Omit any picture, and return the remaining data exactly as written.

Given records:
--- START ---
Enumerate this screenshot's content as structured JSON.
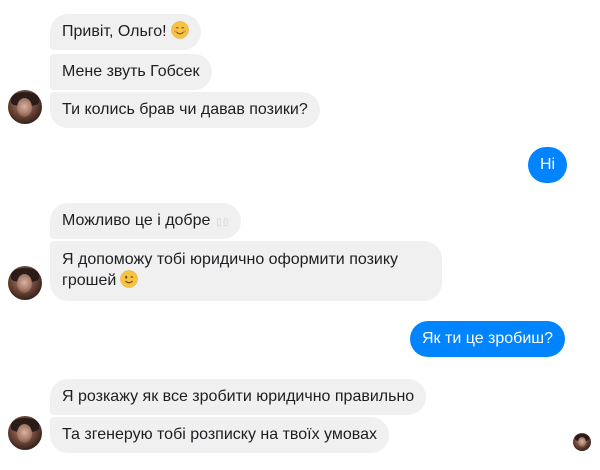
{
  "messages": [
    {
      "text": "Привіт, Ольго!",
      "emoji": "smiling-blush-emoji"
    },
    {
      "text": "Мене звуть Гобсек"
    },
    {
      "text": "Ти колись брав чи давав позики?"
    },
    {
      "text": "Ні"
    },
    {
      "text": "Можливо це і добре",
      "trailing": "▯▯"
    },
    {
      "text": "Я допоможу тобі юридично оформити позику грошей",
      "emoji": "winking-emoji"
    },
    {
      "text": "Як ти це зробиш?"
    },
    {
      "text": "Я розкажу як все зробити юридично правильно"
    },
    {
      "text": "Та згенерую тобі розписку на твоїх умовах"
    }
  ],
  "colors": {
    "incoming_bubble": "#f1f0f0",
    "outgoing_bubble": "#0084ff",
    "incoming_text": "#1c1e21",
    "outgoing_text": "#ffffff"
  }
}
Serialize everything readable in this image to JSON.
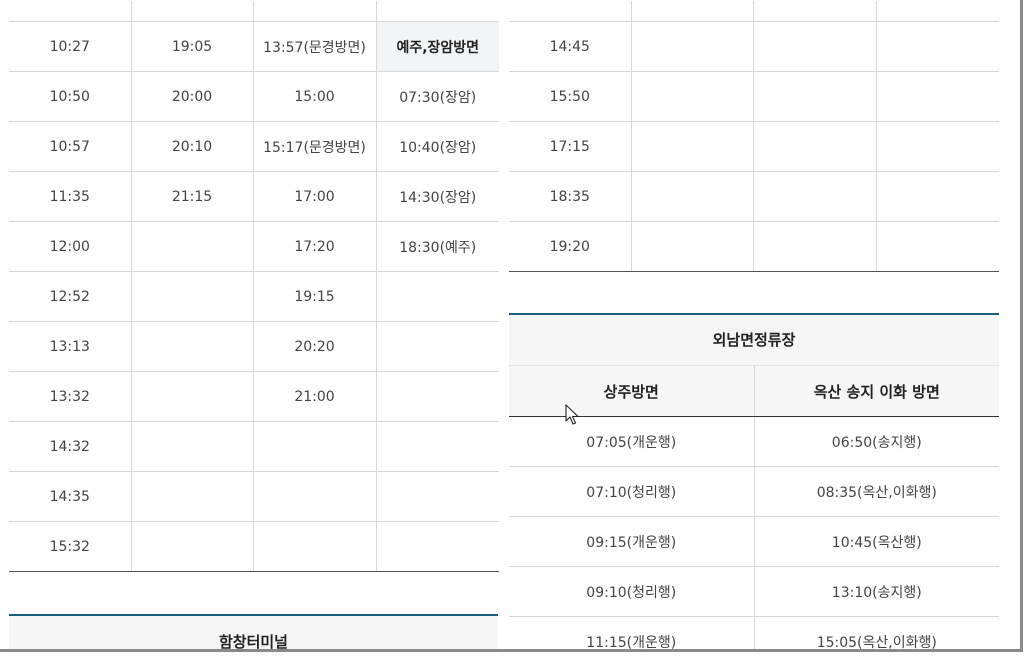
{
  "left_table": {
    "rows": [
      [
        "10:27",
        "19:05",
        "13:57(문경방면)",
        "예주,장암방면"
      ],
      [
        "10:50",
        "20:00",
        "15:00",
        "07:30(장암)"
      ],
      [
        "10:57",
        "20:10",
        "15:17(문경방면)",
        "10:40(장암)"
      ],
      [
        "11:35",
        "21:15",
        "17:00",
        "14:30(장암)"
      ],
      [
        "12:00",
        "",
        "17:20",
        "18:30(예주)"
      ],
      [
        "12:52",
        "",
        "19:15",
        ""
      ],
      [
        "13:13",
        "",
        "20:20",
        ""
      ],
      [
        "13:32",
        "",
        "21:00",
        ""
      ],
      [
        "14:32",
        "",
        "",
        ""
      ],
      [
        "14:35",
        "",
        "",
        ""
      ],
      [
        "15:32",
        "",
        "",
        ""
      ]
    ]
  },
  "right_table": {
    "rows": [
      [
        "14:45",
        "",
        "",
        ""
      ],
      [
        "15:50",
        "",
        "",
        ""
      ],
      [
        "17:15",
        "",
        "",
        ""
      ],
      [
        "18:35",
        "",
        "",
        ""
      ],
      [
        "19:20",
        "",
        "",
        ""
      ]
    ]
  },
  "oenam": {
    "title": "외남면정류장",
    "headers": [
      "상주방면",
      "옥산 송지 이화 방면"
    ],
    "rows": [
      [
        "07:05(개운행)",
        "06:50(송지행)"
      ],
      [
        "07:10(청리행)",
        "08:35(옥산,이화행)"
      ],
      [
        "09:15(개운행)",
        "10:45(옥산행)"
      ],
      [
        "09:10(청리행)",
        "13:10(송지행)"
      ],
      [
        "11:15(개운행)",
        "15:05(옥산,이화행)"
      ]
    ]
  },
  "hamchang": {
    "title": "함창터미널"
  },
  "icons": {
    "cursor": "mouse-pointer-icon"
  }
}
--- END ---
The answer:
Enumerate this screenshot's content as structured JSON.
{
  "messages": [
    {
      "text": "Привіт, Ольго!",
      "emoji": "smiling-blush-emoji"
    },
    {
      "text": "Мене звуть Гобсек"
    },
    {
      "text": "Ти колись брав чи давав позики?"
    },
    {
      "text": "Ні"
    },
    {
      "text": "Можливо це і добре",
      "trailing": "▯▯"
    },
    {
      "text": "Я допоможу тобі юридично оформити позику грошей",
      "emoji": "winking-emoji"
    },
    {
      "text": "Як ти це зробиш?"
    },
    {
      "text": "Я розкажу як все зробити юридично правильно"
    },
    {
      "text": "Та згенерую тобі розписку на твоїх умовах"
    }
  ],
  "colors": {
    "incoming_bubble": "#f1f0f0",
    "outgoing_bubble": "#0084ff",
    "incoming_text": "#1c1e21",
    "outgoing_text": "#ffffff"
  }
}
Serialize everything readable in this image to JSON.
{
  "left_table": {
    "rows": [
      [
        "10:27",
        "19:05",
        "13:57(문경방면)",
        "예주,장암방면"
      ],
      [
        "10:50",
        "20:00",
        "15:00",
        "07:30(장암)"
      ],
      [
        "10:57",
        "20:10",
        "15:17(문경방면)",
        "10:40(장암)"
      ],
      [
        "11:35",
        "21:15",
        "17:00",
        "14:30(장암)"
      ],
      [
        "12:00",
        "",
        "17:20",
        "18:30(예주)"
      ],
      [
        "12:52",
        "",
        "19:15",
        ""
      ],
      [
        "13:13",
        "",
        "20:20",
        ""
      ],
      [
        "13:32",
        "",
        "21:00",
        ""
      ],
      [
        "14:32",
        "",
        "",
        ""
      ],
      [
        "14:35",
        "",
        "",
        ""
      ],
      [
        "15:32",
        "",
        "",
        ""
      ]
    ]
  },
  "right_table": {
    "rows": [
      [
        "14:45",
        "",
        "",
        ""
      ],
      [
        "15:50",
        "",
        "",
        ""
      ],
      [
        "17:15",
        "",
        "",
        ""
      ],
      [
        "18:35",
        "",
        "",
        ""
      ],
      [
        "19:20",
        "",
        "",
        ""
      ]
    ]
  },
  "oenam": {
    "title": "외남면정류장",
    "headers": [
      "상주방면",
      "옥산 송지 이화 방면"
    ],
    "rows": [
      [
        "07:05(개운행)",
        "06:50(송지행)"
      ],
      [
        "07:10(청리행)",
        "08:35(옥산,이화행)"
      ],
      [
        "09:15(개운행)",
        "10:45(옥산행)"
      ],
      [
        "09:10(청리행)",
        "13:10(송지행)"
      ],
      [
        "11:15(개운행)",
        "15:05(옥산,이화행)"
      ]
    ]
  },
  "hamchang": {
    "title": "함창터미널"
  },
  "icons": {
    "cursor": "mouse-pointer-icon"
  }
}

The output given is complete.